_What is needed_. Write out each line exactly as given. Leave the pictures out of your copy.

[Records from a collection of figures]
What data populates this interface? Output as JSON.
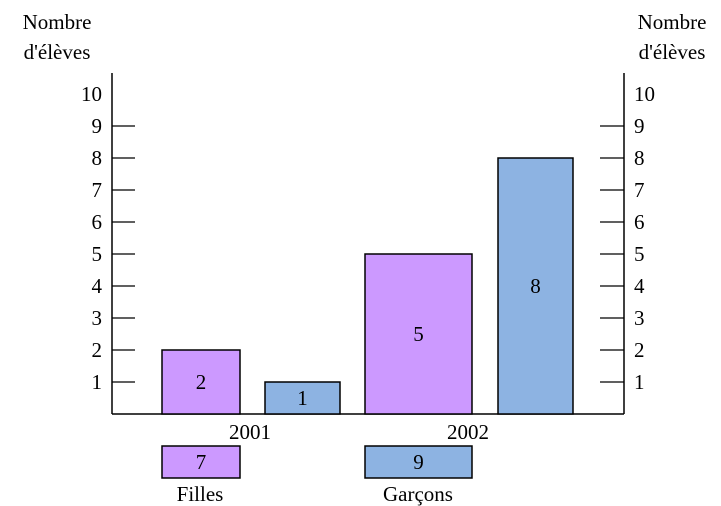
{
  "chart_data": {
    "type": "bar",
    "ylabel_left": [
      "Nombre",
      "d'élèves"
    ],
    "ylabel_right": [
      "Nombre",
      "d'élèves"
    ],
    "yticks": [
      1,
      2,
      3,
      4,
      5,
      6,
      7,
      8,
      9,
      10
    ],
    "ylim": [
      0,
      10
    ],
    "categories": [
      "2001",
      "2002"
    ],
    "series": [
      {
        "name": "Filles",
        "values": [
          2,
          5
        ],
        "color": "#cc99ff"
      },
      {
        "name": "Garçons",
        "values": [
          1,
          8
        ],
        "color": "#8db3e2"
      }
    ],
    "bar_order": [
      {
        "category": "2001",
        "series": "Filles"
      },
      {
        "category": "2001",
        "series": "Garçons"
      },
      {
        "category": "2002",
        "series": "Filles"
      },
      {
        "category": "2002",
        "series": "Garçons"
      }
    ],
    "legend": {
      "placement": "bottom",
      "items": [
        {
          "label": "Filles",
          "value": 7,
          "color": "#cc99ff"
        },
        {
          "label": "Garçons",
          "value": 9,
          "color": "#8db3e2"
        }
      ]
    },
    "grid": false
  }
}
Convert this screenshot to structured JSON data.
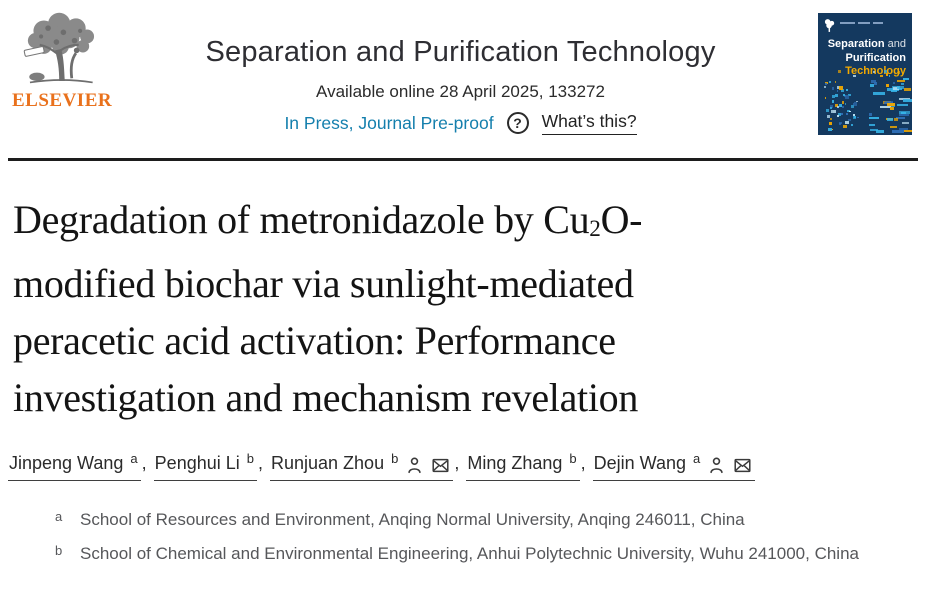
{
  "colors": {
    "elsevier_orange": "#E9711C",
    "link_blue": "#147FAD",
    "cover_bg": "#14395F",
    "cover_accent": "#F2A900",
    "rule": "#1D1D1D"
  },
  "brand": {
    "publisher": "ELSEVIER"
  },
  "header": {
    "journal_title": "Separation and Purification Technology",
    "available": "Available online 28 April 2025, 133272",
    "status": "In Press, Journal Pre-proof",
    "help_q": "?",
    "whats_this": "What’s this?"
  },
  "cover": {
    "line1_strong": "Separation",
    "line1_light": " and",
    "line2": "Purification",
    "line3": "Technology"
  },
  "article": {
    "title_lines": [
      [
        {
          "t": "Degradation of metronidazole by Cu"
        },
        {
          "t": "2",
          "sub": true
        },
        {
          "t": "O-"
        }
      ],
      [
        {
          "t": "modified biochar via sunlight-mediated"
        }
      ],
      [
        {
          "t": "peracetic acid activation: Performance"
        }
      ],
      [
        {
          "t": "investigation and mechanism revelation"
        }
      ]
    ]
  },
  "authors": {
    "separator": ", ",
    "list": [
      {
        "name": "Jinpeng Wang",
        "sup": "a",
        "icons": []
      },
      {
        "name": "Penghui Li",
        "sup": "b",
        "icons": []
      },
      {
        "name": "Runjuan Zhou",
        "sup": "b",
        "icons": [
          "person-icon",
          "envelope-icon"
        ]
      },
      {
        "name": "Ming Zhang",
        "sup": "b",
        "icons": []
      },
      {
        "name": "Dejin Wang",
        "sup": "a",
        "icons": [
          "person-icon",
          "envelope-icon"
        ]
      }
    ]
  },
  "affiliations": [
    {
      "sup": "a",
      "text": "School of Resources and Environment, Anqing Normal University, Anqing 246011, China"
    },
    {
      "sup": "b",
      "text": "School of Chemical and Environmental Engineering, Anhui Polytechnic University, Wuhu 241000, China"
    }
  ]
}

_Solution to this task_.
What data populates this interface? Output as JSON.
{
  "chart_data": {
    "type": "bar",
    "ylabel_left": [
      "Nombre",
      "d'élèves"
    ],
    "ylabel_right": [
      "Nombre",
      "d'élèves"
    ],
    "yticks": [
      1,
      2,
      3,
      4,
      5,
      6,
      7,
      8,
      9,
      10
    ],
    "ylim": [
      0,
      10
    ],
    "categories": [
      "2001",
      "2002"
    ],
    "series": [
      {
        "name": "Filles",
        "values": [
          2,
          5
        ],
        "color": "#cc99ff"
      },
      {
        "name": "Garçons",
        "values": [
          1,
          8
        ],
        "color": "#8db3e2"
      }
    ],
    "bar_order": [
      {
        "category": "2001",
        "series": "Filles"
      },
      {
        "category": "2001",
        "series": "Garçons"
      },
      {
        "category": "2002",
        "series": "Filles"
      },
      {
        "category": "2002",
        "series": "Garçons"
      }
    ],
    "legend": {
      "placement": "bottom",
      "items": [
        {
          "label": "Filles",
          "value": 7,
          "color": "#cc99ff"
        },
        {
          "label": "Garçons",
          "value": 9,
          "color": "#8db3e2"
        }
      ]
    },
    "grid": false
  }
}
Convert this screenshot to structured JSON data.
{
  "colors": {
    "elsevier_orange": "#E9711C",
    "link_blue": "#147FAD",
    "cover_bg": "#14395F",
    "cover_accent": "#F2A900",
    "rule": "#1D1D1D"
  },
  "brand": {
    "publisher": "ELSEVIER"
  },
  "header": {
    "journal_title": "Separation and Purification Technology",
    "available": "Available online 28 April 2025, 133272",
    "status": "In Press, Journal Pre-proof",
    "help_q": "?",
    "whats_this": "What’s this?"
  },
  "cover": {
    "line1_strong": "Separation",
    "line1_light": " and",
    "line2": "Purification",
    "line3": "Technology"
  },
  "article": {
    "title_lines": [
      [
        {
          "t": "Degradation of metronidazole by Cu"
        },
        {
          "t": "2",
          "sub": true
        },
        {
          "t": "O-"
        }
      ],
      [
        {
          "t": "modified biochar via sunlight-mediated"
        }
      ],
      [
        {
          "t": "peracetic acid activation: Performance"
        }
      ],
      [
        {
          "t": "investigation and mechanism revelation"
        }
      ]
    ]
  },
  "authors": {
    "separator": ", ",
    "list": [
      {
        "name": "Jinpeng Wang",
        "sup": "a",
        "icons": []
      },
      {
        "name": "Penghui Li",
        "sup": "b",
        "icons": []
      },
      {
        "name": "Runjuan Zhou",
        "sup": "b",
        "icons": [
          "person-icon",
          "envelope-icon"
        ]
      },
      {
        "name": "Ming Zhang",
        "sup": "b",
        "icons": []
      },
      {
        "name": "Dejin Wang",
        "sup": "a",
        "icons": [
          "person-icon",
          "envelope-icon"
        ]
      }
    ]
  },
  "affiliations": [
    {
      "sup": "a",
      "text": "School of Resources and Environment, Anqing Normal University, Anqing 246011, China"
    },
    {
      "sup": "b",
      "text": "School of Chemical and Environmental Engineering, Anhui Polytechnic University, Wuhu 241000, China"
    }
  ]
}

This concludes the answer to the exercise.